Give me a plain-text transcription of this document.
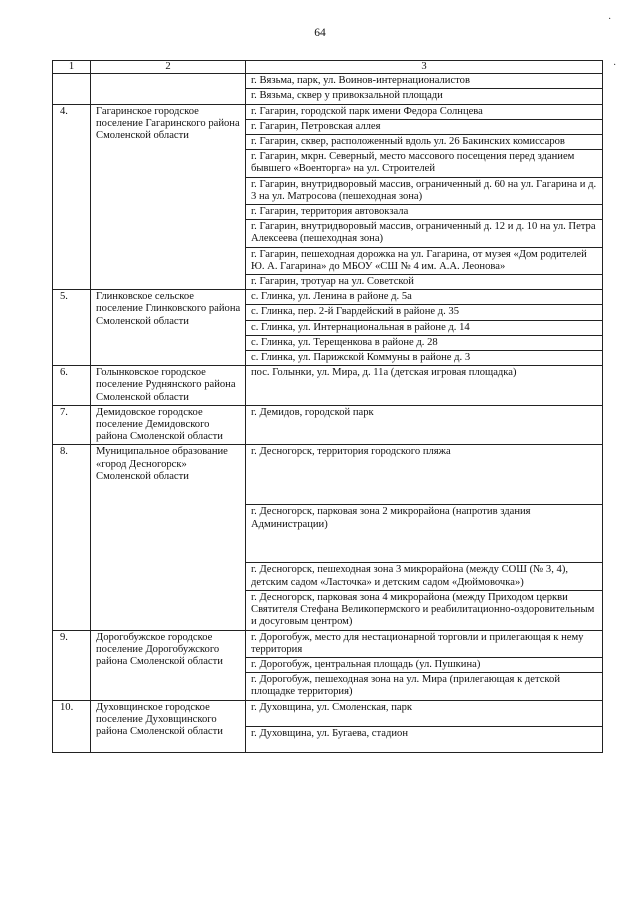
64
·
·
1	2	3
		г. Вязьма, парк, ул. Воинов-интернационалистов
		г. Вязьма, сквер у привокзальной площади
4.	Гагаринское городское поселение Гагаринского района Смоленской области	г. Гагарин, городской парк имени Федора Солнцева
		г. Гагарин, Петровская аллея
		г. Гагарин, сквер, расположенный вдоль ул. 26 Бакинских комиссаров
		г. Гагарин, мкрн. Северный, место массового посещения перед зданием бывшего «Военторга» на ул. Строителей
		г. Гагарин, внутридворовый массив, ограниченный д. 60 на ул. Гагарина и д. 3 на ул. Матросова (пешеходная зона)
		г. Гагарин, территория автовокзала
		г. Гагарин, внутридворовый массив, ограниченный д. 12 и д. 10 на ул. Петра Алексеева (пешеходная зона)
		г. Гагарин, пешеходная дорожка на ул. Гагарина, от музея «Дом родителей Ю. А. Гагарина» до МБОУ «СШ № 4 им. А.А. Леонова»
		г. Гагарин, тротуар на ул. Советской
5.	Глинковское сельское поселение Глинковского района Смоленской области	с. Глинка, ул. Ленина в районе д. 5а
		с. Глинка, пер. 2-й Гвардейский в районе д. 35
		с. Глинка, ул. Интернациональная в районе д. 14
		с. Глинка, ул. Терещенкова в районе д. 28
		с. Глинка, ул. Парижской Коммуны в районе д. 3
6.	Голынковское городское поселение Руднянского района Смоленской области	пос. Голынки, ул. Мира, д. 11а (детская игровая площадка)
7.	Демидовское городское поселение Демидовского района Смоленской области	г. Демидов, городской парк
8.	Муниципальное образование «город Десногорск» Смоленской области	г. Десногорск, территория городского пляжа
		г. Десногорск, парковая зона 2 микрорайона (напротив здания Администрации)
		г. Десногорск, пешеходная зона 3 микрорайона (между СОШ (№ 3, 4), детским садом «Ласточка» и детским садом «Дюймовочка»)
		г. Десногорск, парковая зона 4 микрорайона (между Приходом церкви Святителя Стефана Великопермского и реабилитационно-оздоровительным и досуговым центром)
9.	Дорогобужское городское поселение Дорогобужского района Смоленской области	г. Дорогобуж, место для нестационарной торговли и прилегающая к нему территория
		г. Дорогобуж, центральная площадь (ул. Пушкина)
		г. Дорогобуж, пешеходная зона на ул. Мира (прилегающая к детской площадке территория)
10.	Духовщинское городское поселение Духовщинского района Смоленской области	г. Духовщина, ул. Смоленская, парк
		г. Духовщина, ул. Бугаева, стадион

• Stated goal:
Copy the listing in full and without alteration, omitting every picture.

• Output for this task:
Give me a plain-text transcription of this document.
64
·
·
1	2	3
		г. Вязьма, парк, ул. Воинов-интернационалистов
		г. Вязьма, сквер у привокзальной площади
4.	Гагаринское городское поселение Гагаринского района Смоленской области	г. Гагарин, городской парк имени Федора Солнцева
		г. Гагарин, Петровская аллея
		г. Гагарин, сквер, расположенный вдоль ул. 26 Бакинских комиссаров
		г. Гагарин, мкрн. Северный, место массового посещения перед зданием бывшего «Военторга» на ул. Строителей
		г. Гагарин, внутридворовый массив, ограниченный д. 60 на ул. Гагарина и д. 3 на ул. Матросова (пешеходная зона)
		г. Гагарин, территория автовокзала
		г. Гагарин, внутридворовый массив, ограниченный д. 12 и д. 10 на ул. Петра Алексеева (пешеходная зона)
		г. Гагарин, пешеходная дорожка на ул. Гагарина, от музея «Дом родителей Ю. А. Гагарина» до МБОУ «СШ № 4 им. А.А. Леонова»
		г. Гагарин, тротуар на ул. Советской
5.	Глинковское сельское поселение Глинковского района Смоленской области	с. Глинка, ул. Ленина в районе д. 5а
		с. Глинка, пер. 2-й Гвардейский в районе д. 35
		с. Глинка, ул. Интернациональная в районе д. 14
		с. Глинка, ул. Терещенкова в районе д. 28
		с. Глинка, ул. Парижской Коммуны в районе д. 3
6.	Голынковское городское поселение Руднянского района Смоленской области	пос. Голынки, ул. Мира, д. 11а (детская игровая площадка)
7.	Демидовское городское поселение Демидовского района Смоленской области	г. Демидов, городской парк
8.	Муниципальное образование «город Десногорск» Смоленской области	г. Десногорск, территория городского пляжа
		г. Десногорск, парковая зона 2 микрорайона (напротив здания Администрации)
		г. Десногорск, пешеходная зона 3 микрорайона (между СОШ (№ 3, 4), детским садом «Ласточка» и детским садом «Дюймовочка»)
		г. Десногорск, парковая зона 4 микрорайона (между Приходом церкви Святителя Стефана Великопермского и реабилитационно-оздоровительным и досуговым центром)
9.	Дорогобужское городское поселение Дорогобужского района Смоленской области	г. Дорогобуж, место для нестационарной торговли и прилегающая к нему территория
		г. Дорогобуж, центральная площадь (ул. Пушкина)
		г. Дорогобуж, пешеходная зона на ул. Мира (прилегающая к детской площадке территория)
10.	Духовщинское городское поселение Духовщинского района Смоленской области	г. Духовщина, ул. Смоленская, парк
		г. Духовщина, ул. Бугаева, стадион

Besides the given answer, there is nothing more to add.